__Problem__
Count how many lines have the word "this" in them. Reply with that number by itself.

(Dataset entries on figures)

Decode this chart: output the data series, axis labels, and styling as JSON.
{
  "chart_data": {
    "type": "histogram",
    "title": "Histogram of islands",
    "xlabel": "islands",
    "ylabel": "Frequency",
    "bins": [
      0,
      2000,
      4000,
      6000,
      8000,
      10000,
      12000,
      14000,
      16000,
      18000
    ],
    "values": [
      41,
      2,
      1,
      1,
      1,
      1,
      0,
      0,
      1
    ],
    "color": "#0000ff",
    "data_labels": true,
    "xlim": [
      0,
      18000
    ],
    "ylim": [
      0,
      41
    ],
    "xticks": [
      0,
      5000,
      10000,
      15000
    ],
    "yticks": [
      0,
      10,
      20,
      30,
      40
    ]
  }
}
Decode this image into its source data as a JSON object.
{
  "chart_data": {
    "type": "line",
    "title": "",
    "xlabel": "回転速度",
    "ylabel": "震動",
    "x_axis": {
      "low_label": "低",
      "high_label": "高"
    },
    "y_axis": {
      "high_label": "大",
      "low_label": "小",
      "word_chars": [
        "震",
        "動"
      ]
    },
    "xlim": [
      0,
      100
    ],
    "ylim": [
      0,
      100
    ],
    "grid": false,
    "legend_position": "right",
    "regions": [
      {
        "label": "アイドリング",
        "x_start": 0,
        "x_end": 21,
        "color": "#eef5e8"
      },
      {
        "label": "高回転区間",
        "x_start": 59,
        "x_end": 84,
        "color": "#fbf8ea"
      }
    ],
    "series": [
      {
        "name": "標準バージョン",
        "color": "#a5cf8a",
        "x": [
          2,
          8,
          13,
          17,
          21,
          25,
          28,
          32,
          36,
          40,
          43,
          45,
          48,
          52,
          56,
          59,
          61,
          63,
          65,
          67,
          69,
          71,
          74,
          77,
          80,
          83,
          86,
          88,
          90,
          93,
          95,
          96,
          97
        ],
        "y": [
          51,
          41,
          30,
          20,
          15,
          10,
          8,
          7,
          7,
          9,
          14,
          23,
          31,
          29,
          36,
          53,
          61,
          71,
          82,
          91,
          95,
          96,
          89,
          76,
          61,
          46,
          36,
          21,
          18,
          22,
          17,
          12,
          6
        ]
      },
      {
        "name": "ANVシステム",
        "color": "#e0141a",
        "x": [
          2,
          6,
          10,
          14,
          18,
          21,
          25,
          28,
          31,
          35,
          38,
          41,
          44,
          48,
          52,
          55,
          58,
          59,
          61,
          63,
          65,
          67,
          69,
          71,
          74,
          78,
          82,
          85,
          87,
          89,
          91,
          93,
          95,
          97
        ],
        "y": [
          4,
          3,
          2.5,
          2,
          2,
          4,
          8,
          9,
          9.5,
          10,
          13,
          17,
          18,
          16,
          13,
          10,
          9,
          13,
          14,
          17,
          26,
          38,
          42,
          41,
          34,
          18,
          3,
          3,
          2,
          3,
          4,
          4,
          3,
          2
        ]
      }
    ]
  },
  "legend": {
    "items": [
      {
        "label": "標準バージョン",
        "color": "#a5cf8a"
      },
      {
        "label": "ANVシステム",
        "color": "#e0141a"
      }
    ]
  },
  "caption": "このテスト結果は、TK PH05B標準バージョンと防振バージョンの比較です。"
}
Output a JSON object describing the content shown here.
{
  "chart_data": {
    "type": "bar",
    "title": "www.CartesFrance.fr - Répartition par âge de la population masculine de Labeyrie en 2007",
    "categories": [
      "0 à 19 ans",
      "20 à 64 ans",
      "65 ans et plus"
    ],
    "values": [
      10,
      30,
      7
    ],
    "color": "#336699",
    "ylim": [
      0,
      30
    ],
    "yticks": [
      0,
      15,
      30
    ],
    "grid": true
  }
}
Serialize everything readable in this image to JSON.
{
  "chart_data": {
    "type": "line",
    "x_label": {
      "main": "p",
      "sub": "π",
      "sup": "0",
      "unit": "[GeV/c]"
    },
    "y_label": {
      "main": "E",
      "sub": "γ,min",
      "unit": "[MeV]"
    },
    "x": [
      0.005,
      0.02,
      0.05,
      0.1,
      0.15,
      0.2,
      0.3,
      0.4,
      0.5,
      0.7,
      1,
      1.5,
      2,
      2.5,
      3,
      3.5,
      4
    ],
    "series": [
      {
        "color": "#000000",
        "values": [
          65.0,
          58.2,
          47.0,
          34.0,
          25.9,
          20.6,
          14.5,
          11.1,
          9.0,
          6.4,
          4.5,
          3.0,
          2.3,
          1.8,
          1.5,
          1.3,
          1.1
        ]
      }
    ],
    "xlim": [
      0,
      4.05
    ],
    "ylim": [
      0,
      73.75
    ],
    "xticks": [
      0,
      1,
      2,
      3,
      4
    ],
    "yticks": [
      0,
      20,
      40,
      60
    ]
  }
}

__The result__
3